= Written problem =
The data below should be restated word for word, with every picture omitted.
▬▬▬▬▬▬
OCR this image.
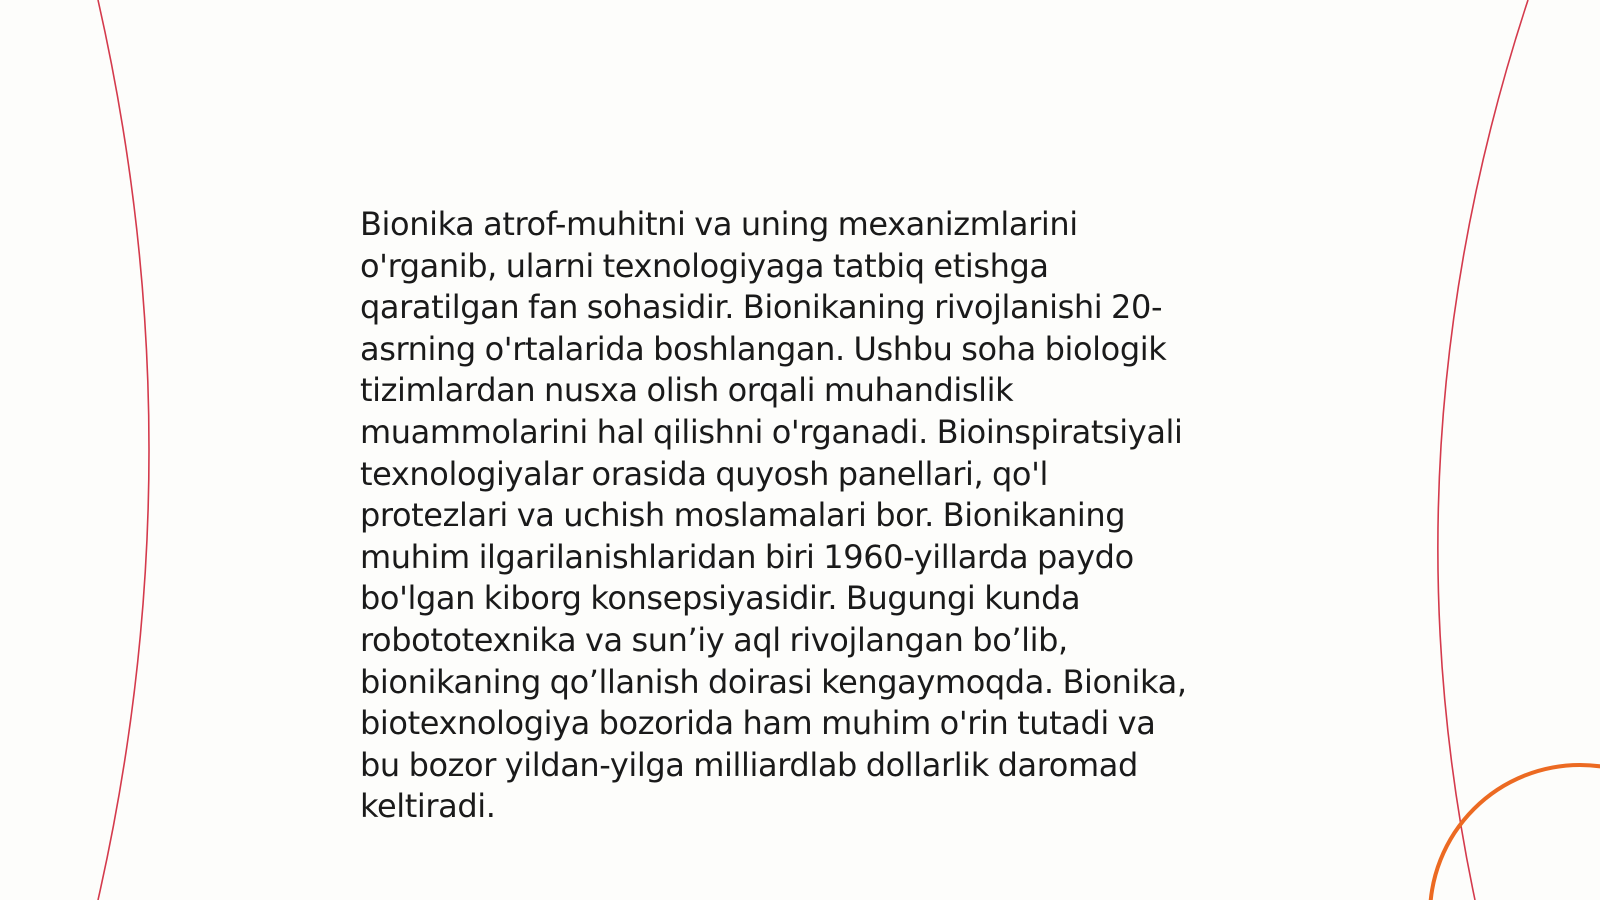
Bionika atrof-muhitni va uning mexanizmlarini
o'rganib, ularni texnologiyaga tatbiq etishga
qaratilgan fan sohasidir. Bionikaning rivojlanishi 20-
asrning o'rtalarida boshlangan. Ushbu soha biologik
tizimlardan nusxa olish orqali muhandislik
muammolarini hal qilishni o'rganadi. Bioinspiratsiyali
texnologiyalar orasida quyosh panellari, qo'l
protezlari va uchish moslamalari bor. Bionikaning
muhim ilgarilanishlaridan biri 1960-yillarda paydo
bo'lgan kiborg konsepsiyasidir. Bugungi kunda
robototexnika va sun’iy aql rivojlangan bo’lib,
bionikaning qo’llanish doirasi kengaymoqda. Bionika,
biotexnologiya bozorida ham muhim o'rin tutadi va
bu bozor yildan-yilga milliardlab dollarlik daromad
keltiradi.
▬▬▬▬▬▬
= Reply to the exercise =
OCR this image.
Bionika atrof-muhitni va uning mexanizmlarini
o'rganib, ularni texnologiyaga tatbiq etishga
qaratilgan fan sohasidir. Bionikaning rivojlanishi 20-
asrning o'rtalarida boshlangan. Ushbu soha biologik
tizimlardan nusxa olish orqali muhandislik
muammolarini hal qilishni o'rganadi. Bioinspiratsiyali
texnologiyalar orasida quyosh panellari, qo'l
protezlari va uchish moslamalari bor. Bionikaning
muhim ilgarilanishlaridan biri 1960-yillarda paydo
bo'lgan kiborg konsepsiyasidir. Bugungi kunda
robototexnika va sun’iy aql rivojlangan bo’lib,
bionikaning qo’llanish doirasi kengaymoqda. Bionika,
biotexnologiya bozorida ham muhim o'rin tutadi va
bu bozor yildan-yilga milliardlab dollarlik daromad
keltiradi.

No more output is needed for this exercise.